● Short task:
Output all of the entries exactly as written.
┏━━
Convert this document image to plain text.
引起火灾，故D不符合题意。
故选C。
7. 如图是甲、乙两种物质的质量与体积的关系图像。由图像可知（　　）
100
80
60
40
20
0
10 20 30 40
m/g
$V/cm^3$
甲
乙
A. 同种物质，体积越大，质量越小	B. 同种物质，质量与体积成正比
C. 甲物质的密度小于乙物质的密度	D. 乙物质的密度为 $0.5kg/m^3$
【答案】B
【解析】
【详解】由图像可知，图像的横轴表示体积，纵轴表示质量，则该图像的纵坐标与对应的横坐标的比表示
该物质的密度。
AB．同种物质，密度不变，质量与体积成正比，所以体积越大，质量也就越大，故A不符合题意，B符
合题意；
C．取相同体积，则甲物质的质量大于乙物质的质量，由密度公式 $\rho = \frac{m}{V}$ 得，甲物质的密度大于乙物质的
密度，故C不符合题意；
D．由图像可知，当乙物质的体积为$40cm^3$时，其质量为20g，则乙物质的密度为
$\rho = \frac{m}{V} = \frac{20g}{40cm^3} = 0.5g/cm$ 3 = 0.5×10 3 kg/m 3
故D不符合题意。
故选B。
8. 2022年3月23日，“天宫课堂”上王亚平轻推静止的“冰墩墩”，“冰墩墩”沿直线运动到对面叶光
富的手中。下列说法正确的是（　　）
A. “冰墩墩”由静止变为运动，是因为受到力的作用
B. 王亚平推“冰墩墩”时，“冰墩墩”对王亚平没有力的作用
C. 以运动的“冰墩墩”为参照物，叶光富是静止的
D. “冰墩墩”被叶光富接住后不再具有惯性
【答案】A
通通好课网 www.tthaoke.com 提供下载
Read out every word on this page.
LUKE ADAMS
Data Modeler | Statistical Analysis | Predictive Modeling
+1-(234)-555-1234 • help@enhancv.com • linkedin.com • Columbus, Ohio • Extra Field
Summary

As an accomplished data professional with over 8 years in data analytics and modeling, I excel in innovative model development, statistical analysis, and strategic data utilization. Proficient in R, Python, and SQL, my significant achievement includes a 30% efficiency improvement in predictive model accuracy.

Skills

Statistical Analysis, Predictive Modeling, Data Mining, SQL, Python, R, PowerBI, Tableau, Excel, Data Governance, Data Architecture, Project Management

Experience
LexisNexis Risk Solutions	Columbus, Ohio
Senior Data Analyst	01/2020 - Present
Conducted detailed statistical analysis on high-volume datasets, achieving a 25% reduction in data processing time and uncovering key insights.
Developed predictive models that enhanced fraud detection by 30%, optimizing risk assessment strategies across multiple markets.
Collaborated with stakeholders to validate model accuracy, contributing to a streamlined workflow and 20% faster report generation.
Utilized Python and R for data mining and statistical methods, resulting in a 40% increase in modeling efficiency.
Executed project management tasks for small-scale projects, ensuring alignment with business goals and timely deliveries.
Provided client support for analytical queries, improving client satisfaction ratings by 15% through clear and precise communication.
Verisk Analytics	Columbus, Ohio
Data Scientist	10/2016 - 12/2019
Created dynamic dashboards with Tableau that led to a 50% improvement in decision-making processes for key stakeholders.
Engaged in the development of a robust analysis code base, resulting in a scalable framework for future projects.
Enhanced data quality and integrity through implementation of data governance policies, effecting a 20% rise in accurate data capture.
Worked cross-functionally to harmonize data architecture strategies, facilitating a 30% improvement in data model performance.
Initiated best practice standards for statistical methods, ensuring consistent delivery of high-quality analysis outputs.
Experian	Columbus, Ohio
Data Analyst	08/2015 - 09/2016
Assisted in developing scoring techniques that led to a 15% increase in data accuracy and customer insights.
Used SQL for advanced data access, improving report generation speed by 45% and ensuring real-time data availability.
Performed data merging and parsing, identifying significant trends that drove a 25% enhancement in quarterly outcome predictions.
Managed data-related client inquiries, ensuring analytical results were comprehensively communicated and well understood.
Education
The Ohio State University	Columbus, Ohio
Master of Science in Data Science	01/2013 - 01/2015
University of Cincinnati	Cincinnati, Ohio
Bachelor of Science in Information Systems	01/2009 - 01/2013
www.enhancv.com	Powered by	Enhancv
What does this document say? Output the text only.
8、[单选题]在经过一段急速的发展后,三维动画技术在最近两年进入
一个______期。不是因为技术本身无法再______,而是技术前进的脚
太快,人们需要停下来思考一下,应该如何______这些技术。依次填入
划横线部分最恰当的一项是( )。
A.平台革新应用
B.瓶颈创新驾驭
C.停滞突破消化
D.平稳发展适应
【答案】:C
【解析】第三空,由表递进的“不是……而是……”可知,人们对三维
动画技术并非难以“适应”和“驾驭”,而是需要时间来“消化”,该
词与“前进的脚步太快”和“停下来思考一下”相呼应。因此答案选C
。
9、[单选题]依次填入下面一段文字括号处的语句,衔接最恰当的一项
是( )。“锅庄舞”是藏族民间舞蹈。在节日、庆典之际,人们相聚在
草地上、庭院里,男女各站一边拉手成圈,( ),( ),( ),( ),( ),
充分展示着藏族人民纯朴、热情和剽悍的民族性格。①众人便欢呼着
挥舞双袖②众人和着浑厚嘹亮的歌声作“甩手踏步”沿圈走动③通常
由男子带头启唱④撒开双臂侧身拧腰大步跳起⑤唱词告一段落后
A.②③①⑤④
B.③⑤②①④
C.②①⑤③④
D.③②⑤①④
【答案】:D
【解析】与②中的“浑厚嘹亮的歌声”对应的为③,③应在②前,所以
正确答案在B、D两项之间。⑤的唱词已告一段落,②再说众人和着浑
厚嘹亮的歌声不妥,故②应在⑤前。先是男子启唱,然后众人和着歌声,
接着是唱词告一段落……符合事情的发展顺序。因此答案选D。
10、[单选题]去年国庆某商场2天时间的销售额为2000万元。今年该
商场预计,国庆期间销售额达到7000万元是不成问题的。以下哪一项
┗━━
● Result below:
Convert this document image to plain text.
引起火灾，故D不符合题意。
故选C。
7. 如图是甲、乙两种物质的质量与体积的关系图像。由图像可知（　　）
100
80
60
40
20
0
10 20 30 40
m/g
$V/cm^3$
甲
乙
A. 同种物质，体积越大，质量越小	B. 同种物质，质量与体积成正比
C. 甲物质的密度小于乙物质的密度	D. 乙物质的密度为 $0.5kg/m^3$
【答案】B
【解析】
【详解】由图像可知，图像的横轴表示体积，纵轴表示质量，则该图像的纵坐标与对应的横坐标的比表示
该物质的密度。
AB．同种物质，密度不变，质量与体积成正比，所以体积越大，质量也就越大，故A不符合题意，B符
合题意；
C．取相同体积，则甲物质的质量大于乙物质的质量，由密度公式 $\rho = \frac{m}{V}$ 得，甲物质的密度大于乙物质的
密度，故C不符合题意；
D．由图像可知，当乙物质的体积为$40cm^3$时，其质量为20g，则乙物质的密度为
$\rho = \frac{m}{V} = \frac{20g}{40cm^3} = 0.5g/cm$ 3 = 0.5×10 3 kg/m 3
故D不符合题意。
故选B。
8. 2022年3月23日，“天宫课堂”上王亚平轻推静止的“冰墩墩”，“冰墩墩”沿直线运动到对面叶光
富的手中。下列说法正确的是（　　）
A. “冰墩墩”由静止变为运动，是因为受到力的作用
B. 王亚平推“冰墩墩”时，“冰墩墩”对王亚平没有力的作用
C. 以运动的“冰墩墩”为参照物，叶光富是静止的
D. “冰墩墩”被叶光富接住后不再具有惯性
【答案】A
通通好课网 www.tthaoke.com 提供下载
Read out every word on this page.
LUKE ADAMS
Data Modeler | Statistical Analysis | Predictive Modeling
+1-(234)-555-1234 • help@enhancv.com • linkedin.com • Columbus, Ohio • Extra Field
Summary

As an accomplished data professional with over 8 years in data analytics and modeling, I excel in innovative model development, statistical analysis, and strategic data utilization. Proficient in R, Python, and SQL, my significant achievement includes a 30% efficiency improvement in predictive model accuracy.

Skills

Statistical Analysis, Predictive Modeling, Data Mining, SQL, Python, R, PowerBI, Tableau, Excel, Data Governance, Data Architecture, Project Management

Experience
LexisNexis Risk Solutions	Columbus, Ohio
Senior Data Analyst	01/2020 - Present
Conducted detailed statistical analysis on high-volume datasets, achieving a 25% reduction in data processing time and uncovering key insights.
Developed predictive models that enhanced fraud detection by 30%, optimizing risk assessment strategies across multiple markets.
Collaborated with stakeholders to validate model accuracy, contributing to a streamlined workflow and 20% faster report generation.
Utilized Python and R for data mining and statistical methods, resulting in a 40% increase in modeling efficiency.
Executed project management tasks for small-scale projects, ensuring alignment with business goals and timely deliveries.
Provided client support for analytical queries, improving client satisfaction ratings by 15% through clear and precise communication.
Verisk Analytics	Columbus, Ohio
Data Scientist	10/2016 - 12/2019
Created dynamic dashboards with Tableau that led to a 50% improvement in decision-making processes for key stakeholders.
Engaged in the development of a robust analysis code base, resulting in a scalable framework for future projects.
Enhanced data quality and integrity through implementation of data governance policies, effecting a 20% rise in accurate data capture.
Worked cross-functionally to harmonize data architecture strategies, facilitating a 30% improvement in data model performance.
Initiated best practice standards for statistical methods, ensuring consistent delivery of high-quality analysis outputs.
Experian	Columbus, Ohio
Data Analyst	08/2015 - 09/2016
Assisted in developing scoring techniques that led to a 15% increase in data accuracy and customer insights.
Used SQL for advanced data access, improving report generation speed by 45% and ensuring real-time data availability.
Performed data merging and parsing, identifying significant trends that drove a 25% enhancement in quarterly outcome predictions.
Managed data-related client inquiries, ensuring analytical results were comprehensively communicated and well understood.
Education
The Ohio State University	Columbus, Ohio
Master of Science in Data Science	01/2013 - 01/2015
University of Cincinnati	Cincinnati, Ohio
Bachelor of Science in Information Systems	01/2009 - 01/2013
www.enhancv.com	Powered by	Enhancv
What does this document say? Output the text only.
8、[单选题]在经过一段急速的发展后,三维动画技术在最近两年进入
一个______期。不是因为技术本身无法再______,而是技术前进的脚
太快,人们需要停下来思考一下,应该如何______这些技术。依次填入
划横线部分最恰当的一项是( )。
A.平台革新应用
B.瓶颈创新驾驭
C.停滞突破消化
D.平稳发展适应
【答案】:C
【解析】第三空,由表递进的“不是……而是……”可知,人们对三维
动画技术并非难以“适应”和“驾驭”,而是需要时间来“消化”,该
词与“前进的脚步太快”和“停下来思考一下”相呼应。因此答案选C
。
9、[单选题]依次填入下面一段文字括号处的语句,衔接最恰当的一项
是( )。“锅庄舞”是藏族民间舞蹈。在节日、庆典之际,人们相聚在
草地上、庭院里,男女各站一边拉手成圈,( ),( ),( ),( ),( ),
充分展示着藏族人民纯朴、热情和剽悍的民族性格。①众人便欢呼着
挥舞双袖②众人和着浑厚嘹亮的歌声作“甩手踏步”沿圈走动③通常
由男子带头启唱④撒开双臂侧身拧腰大步跳起⑤唱词告一段落后
A.②③①⑤④
B.③⑤②①④
C.②①⑤③④
D.③②⑤①④
【答案】:D
【解析】与②中的“浑厚嘹亮的歌声”对应的为③,③应在②前,所以
正确答案在B、D两项之间。⑤的唱词已告一段落,②再说众人和着浑
厚嘹亮的歌声不妥,故②应在⑤前。先是男子启唱,然后众人和着歌声,
接着是唱词告一段落……符合事情的发展顺序。因此答案选D。
10、[单选题]去年国庆某商场2天时间的销售额为2000万元。今年该
商场预计,国庆期间销售额达到7000万元是不成问题的。以下哪一项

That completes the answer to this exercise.